_RECORDS SUPPLIED_:
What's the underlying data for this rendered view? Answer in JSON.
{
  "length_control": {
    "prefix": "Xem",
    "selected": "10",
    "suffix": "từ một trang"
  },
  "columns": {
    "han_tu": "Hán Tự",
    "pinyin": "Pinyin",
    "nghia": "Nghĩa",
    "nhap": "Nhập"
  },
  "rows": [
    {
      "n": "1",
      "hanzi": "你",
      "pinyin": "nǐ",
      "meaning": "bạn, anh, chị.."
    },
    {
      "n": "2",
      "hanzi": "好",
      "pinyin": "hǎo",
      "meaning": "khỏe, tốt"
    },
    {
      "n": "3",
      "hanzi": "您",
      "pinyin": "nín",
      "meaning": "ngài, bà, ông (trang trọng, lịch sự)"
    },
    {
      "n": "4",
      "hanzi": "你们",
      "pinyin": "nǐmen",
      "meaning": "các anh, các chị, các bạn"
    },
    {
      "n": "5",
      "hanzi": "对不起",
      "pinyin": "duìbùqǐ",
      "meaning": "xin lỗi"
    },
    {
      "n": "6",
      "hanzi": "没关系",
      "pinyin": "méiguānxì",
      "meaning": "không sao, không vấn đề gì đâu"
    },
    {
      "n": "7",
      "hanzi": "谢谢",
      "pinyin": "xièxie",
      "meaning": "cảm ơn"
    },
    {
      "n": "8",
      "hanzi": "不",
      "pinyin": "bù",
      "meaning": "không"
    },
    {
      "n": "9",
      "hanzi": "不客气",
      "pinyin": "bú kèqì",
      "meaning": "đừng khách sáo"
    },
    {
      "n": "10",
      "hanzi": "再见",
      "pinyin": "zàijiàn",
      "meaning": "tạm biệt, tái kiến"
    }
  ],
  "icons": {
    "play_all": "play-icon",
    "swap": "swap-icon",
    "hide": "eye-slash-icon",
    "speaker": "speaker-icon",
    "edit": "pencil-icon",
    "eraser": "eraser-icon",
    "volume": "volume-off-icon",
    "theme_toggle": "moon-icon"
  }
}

_WORK INSTRUCTIONS_: Pull out all lines from the entries above that include the word "không".

_OUTPUT BELOW_:
      "meaning": "không sao, không vấn đề gì đâu"
      "meaning": "không"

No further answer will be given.